Determine the number of lines containing the word "structured", and state that figure alone.

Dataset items
══════════════════════════════
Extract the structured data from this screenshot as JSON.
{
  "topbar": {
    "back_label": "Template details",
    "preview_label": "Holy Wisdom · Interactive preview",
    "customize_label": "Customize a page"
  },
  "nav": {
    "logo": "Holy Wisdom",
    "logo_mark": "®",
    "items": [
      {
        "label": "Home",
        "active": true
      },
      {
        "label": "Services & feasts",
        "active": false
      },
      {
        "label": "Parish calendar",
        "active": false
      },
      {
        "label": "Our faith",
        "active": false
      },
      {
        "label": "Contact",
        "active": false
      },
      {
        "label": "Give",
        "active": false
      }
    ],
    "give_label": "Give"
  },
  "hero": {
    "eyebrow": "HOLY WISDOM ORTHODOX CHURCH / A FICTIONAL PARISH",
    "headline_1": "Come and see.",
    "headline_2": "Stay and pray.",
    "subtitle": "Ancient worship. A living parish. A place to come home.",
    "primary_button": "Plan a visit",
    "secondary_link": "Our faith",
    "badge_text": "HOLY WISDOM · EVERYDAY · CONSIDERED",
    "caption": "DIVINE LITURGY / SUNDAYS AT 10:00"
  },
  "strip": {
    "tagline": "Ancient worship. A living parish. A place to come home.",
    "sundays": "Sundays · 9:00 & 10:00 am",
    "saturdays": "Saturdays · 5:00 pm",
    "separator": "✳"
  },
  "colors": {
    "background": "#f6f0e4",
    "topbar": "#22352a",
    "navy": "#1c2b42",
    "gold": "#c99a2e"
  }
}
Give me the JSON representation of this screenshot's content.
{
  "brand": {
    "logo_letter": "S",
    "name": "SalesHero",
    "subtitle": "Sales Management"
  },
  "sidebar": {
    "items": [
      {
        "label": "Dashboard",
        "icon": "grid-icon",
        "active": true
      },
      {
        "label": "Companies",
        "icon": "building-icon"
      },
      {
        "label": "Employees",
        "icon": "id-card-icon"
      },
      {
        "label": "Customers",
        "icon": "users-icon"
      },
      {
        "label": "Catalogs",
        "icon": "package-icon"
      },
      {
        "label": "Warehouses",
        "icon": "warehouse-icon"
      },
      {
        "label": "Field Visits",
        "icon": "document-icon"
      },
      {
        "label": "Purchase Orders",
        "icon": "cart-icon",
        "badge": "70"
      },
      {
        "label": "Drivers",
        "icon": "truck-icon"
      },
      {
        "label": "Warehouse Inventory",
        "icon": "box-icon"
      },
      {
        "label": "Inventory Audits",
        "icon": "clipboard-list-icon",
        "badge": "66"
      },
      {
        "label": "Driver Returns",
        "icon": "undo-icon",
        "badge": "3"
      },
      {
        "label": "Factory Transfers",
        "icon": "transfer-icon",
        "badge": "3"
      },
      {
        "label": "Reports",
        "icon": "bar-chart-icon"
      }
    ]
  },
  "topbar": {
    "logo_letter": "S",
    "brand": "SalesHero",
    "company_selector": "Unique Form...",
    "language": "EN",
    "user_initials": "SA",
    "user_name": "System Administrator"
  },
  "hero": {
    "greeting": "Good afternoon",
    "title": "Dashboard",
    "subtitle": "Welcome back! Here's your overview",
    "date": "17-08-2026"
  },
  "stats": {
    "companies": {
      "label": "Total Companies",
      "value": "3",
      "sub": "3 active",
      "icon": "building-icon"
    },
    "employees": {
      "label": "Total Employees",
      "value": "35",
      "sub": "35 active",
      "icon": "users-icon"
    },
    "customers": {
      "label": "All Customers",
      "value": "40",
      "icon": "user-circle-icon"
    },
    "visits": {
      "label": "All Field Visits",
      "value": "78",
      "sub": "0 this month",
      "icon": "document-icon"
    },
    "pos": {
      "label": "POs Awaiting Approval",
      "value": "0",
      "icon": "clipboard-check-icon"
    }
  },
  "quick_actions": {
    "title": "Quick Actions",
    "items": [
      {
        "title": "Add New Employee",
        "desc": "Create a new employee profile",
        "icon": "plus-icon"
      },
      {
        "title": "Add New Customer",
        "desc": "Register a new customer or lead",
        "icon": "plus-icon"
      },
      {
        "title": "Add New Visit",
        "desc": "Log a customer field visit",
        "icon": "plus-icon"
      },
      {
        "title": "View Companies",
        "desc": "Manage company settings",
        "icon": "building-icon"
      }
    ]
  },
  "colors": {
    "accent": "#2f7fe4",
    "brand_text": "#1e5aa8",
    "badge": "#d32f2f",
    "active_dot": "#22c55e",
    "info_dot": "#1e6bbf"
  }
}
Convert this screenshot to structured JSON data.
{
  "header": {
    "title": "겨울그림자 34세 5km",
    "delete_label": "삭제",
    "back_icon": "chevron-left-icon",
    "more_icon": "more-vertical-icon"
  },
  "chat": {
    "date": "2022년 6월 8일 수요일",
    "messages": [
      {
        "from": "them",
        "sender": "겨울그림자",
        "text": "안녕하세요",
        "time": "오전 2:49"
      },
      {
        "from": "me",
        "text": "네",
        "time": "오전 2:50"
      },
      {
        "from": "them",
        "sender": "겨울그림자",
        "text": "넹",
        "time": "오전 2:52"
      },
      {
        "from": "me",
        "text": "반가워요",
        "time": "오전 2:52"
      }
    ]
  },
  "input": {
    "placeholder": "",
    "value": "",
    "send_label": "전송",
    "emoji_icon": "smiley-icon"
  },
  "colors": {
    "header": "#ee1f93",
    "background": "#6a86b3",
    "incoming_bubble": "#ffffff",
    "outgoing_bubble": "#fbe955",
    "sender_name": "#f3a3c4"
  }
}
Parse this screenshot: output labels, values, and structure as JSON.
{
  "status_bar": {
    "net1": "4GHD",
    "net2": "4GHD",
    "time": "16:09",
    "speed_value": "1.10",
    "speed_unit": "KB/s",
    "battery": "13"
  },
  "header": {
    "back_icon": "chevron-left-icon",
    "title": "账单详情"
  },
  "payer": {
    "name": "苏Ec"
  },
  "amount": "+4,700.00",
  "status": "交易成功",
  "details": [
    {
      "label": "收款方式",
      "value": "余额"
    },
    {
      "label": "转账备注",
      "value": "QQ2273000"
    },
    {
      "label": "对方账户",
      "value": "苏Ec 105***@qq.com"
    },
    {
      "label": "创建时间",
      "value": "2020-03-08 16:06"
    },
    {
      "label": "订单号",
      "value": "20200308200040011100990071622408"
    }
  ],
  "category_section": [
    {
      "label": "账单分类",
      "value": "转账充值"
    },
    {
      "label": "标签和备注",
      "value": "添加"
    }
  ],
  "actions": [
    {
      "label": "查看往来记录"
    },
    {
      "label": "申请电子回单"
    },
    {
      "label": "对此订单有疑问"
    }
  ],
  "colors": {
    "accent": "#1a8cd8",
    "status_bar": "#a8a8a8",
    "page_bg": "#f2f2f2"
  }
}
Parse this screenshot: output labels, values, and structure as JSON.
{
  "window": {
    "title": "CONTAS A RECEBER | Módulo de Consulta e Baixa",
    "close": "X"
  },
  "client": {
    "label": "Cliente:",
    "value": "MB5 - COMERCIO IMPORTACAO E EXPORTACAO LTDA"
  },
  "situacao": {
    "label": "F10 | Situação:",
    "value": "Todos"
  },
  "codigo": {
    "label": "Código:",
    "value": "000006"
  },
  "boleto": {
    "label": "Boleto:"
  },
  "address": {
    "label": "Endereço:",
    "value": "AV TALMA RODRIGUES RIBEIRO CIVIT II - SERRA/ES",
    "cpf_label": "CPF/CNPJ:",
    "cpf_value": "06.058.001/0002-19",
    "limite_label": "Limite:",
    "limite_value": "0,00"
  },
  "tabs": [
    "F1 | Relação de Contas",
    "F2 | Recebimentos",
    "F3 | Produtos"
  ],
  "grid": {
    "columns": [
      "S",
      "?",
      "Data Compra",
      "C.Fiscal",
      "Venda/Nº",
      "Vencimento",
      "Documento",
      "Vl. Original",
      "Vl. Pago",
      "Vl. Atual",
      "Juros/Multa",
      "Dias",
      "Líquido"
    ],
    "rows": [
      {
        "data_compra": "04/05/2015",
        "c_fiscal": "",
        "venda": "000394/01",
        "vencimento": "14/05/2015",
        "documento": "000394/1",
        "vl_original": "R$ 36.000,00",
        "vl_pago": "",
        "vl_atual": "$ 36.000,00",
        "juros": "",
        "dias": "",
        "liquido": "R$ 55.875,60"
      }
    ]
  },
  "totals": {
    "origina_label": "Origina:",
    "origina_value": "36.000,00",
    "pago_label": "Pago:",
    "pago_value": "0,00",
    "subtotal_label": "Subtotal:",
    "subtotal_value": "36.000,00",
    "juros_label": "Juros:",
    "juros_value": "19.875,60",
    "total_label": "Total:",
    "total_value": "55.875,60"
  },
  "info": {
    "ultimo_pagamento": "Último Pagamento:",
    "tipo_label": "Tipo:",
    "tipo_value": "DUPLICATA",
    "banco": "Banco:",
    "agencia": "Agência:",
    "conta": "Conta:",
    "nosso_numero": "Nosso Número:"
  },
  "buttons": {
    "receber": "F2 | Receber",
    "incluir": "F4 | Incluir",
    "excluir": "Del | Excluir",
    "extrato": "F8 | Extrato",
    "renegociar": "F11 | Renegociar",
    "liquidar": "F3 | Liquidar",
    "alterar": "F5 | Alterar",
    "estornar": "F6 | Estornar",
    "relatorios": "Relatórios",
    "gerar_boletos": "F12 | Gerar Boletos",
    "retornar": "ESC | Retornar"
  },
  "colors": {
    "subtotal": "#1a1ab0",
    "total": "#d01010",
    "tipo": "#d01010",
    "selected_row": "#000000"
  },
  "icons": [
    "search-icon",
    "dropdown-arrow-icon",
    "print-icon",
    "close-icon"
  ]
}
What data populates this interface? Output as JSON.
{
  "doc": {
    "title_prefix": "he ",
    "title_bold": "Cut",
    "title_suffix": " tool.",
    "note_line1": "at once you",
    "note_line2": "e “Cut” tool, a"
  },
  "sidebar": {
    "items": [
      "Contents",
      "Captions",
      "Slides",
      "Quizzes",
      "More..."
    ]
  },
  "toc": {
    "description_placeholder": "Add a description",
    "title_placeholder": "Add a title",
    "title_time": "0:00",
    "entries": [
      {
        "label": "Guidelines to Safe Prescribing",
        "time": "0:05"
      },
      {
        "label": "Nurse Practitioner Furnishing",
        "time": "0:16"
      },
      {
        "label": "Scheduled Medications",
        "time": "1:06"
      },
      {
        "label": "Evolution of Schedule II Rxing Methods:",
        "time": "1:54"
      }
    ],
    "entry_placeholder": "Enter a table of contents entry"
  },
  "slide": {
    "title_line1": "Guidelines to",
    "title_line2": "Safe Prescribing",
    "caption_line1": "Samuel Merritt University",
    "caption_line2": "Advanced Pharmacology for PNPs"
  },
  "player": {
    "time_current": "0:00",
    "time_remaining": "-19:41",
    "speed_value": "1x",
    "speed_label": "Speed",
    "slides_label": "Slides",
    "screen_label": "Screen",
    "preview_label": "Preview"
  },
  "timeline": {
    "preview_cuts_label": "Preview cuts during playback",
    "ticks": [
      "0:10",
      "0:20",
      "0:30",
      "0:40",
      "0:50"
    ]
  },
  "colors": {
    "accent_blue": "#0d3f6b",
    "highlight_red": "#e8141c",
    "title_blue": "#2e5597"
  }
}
══════════════════════════════
• [EXERCISE RESPONSE]:
2